## Exercise brief
Gather from the listing below each line that includes the word "JSON", and copy it.

--- START Data supplied ---

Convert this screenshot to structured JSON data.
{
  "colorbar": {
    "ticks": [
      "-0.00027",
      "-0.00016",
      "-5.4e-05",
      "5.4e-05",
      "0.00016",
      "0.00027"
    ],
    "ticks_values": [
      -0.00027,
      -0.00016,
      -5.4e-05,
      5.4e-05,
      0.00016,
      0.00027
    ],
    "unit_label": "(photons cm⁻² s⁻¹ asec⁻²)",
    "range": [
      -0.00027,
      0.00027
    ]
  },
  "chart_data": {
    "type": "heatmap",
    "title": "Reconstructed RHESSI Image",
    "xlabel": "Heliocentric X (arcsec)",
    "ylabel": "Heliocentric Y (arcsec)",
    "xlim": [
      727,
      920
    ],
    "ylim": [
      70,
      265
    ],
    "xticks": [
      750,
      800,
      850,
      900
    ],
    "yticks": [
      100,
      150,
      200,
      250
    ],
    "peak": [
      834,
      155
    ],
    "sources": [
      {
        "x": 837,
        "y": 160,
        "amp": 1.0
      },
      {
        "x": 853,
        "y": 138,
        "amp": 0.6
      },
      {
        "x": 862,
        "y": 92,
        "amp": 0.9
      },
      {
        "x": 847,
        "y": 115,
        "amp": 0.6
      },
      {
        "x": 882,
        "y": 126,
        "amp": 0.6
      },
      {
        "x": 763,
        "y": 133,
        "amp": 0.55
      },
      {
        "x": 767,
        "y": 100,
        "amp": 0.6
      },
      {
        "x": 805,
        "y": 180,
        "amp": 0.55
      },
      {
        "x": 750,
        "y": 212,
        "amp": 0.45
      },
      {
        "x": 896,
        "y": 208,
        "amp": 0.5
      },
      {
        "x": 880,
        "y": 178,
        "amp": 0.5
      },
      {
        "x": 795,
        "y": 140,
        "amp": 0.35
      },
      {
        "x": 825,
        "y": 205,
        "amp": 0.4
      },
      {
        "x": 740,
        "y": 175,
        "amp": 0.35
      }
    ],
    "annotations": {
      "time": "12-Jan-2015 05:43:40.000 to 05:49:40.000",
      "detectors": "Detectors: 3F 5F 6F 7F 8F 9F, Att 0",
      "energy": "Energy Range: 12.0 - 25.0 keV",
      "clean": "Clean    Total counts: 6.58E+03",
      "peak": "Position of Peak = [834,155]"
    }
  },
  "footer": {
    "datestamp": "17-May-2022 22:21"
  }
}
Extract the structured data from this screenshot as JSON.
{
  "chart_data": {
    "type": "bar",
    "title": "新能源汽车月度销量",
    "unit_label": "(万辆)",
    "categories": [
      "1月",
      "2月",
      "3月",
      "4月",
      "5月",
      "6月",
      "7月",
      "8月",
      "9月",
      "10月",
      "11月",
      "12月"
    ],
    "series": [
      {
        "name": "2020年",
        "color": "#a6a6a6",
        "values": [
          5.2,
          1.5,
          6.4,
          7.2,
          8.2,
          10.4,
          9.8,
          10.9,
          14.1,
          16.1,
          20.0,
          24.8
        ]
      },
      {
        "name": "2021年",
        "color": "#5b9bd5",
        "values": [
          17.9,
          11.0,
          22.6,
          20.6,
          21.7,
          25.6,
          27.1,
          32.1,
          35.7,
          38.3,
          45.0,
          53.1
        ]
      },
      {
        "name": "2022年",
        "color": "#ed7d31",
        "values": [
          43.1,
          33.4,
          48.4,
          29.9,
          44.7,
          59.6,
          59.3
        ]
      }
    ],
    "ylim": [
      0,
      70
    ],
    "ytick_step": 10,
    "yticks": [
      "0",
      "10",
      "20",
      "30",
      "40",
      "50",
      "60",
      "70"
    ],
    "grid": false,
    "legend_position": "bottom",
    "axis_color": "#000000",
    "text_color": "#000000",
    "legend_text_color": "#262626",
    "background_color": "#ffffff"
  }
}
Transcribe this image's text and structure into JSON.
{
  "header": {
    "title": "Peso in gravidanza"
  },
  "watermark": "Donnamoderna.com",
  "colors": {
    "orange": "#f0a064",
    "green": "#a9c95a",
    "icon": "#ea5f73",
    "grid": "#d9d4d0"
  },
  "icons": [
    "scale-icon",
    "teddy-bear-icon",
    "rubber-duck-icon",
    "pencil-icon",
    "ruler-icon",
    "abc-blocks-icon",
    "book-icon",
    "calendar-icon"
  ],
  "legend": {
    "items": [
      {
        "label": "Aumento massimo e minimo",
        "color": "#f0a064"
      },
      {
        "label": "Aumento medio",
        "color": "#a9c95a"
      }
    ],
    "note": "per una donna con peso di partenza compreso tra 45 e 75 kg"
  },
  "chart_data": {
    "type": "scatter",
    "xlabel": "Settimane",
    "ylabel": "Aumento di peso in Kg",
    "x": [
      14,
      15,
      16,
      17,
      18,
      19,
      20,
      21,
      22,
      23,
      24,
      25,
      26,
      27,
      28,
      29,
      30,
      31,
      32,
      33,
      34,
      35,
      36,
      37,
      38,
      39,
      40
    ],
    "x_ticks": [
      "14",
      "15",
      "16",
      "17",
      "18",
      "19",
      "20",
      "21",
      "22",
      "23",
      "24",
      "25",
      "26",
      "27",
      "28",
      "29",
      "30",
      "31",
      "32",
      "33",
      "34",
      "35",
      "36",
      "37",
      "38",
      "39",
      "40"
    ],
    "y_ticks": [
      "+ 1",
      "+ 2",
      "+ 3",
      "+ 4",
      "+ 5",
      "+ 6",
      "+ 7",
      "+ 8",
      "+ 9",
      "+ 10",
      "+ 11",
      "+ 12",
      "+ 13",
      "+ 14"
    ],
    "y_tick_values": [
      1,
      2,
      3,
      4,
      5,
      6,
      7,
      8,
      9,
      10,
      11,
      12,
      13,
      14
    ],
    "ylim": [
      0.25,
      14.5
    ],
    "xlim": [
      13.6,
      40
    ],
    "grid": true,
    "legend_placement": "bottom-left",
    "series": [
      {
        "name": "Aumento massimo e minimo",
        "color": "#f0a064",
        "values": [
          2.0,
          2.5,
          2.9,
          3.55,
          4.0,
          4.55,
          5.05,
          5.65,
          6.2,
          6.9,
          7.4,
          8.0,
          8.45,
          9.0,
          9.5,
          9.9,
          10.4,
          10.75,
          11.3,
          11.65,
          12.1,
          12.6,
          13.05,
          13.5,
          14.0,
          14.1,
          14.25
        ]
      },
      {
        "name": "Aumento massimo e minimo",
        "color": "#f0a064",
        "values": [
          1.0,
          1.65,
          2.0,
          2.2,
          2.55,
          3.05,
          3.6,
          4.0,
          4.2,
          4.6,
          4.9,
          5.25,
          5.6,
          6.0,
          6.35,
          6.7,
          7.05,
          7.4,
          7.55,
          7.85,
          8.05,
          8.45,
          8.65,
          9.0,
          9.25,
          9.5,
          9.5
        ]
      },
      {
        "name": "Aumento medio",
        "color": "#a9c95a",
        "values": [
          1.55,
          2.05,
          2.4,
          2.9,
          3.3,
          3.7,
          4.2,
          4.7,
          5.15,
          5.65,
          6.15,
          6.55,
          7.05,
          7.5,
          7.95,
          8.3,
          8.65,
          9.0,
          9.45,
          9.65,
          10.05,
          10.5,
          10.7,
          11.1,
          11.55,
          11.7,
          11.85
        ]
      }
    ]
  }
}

--- END Data supplied ---

## Worked answer
Convert this screenshot to structured JSON data.
Extract the structured data from this screenshot as JSON.
Transcribe this image's text and structure into JSON.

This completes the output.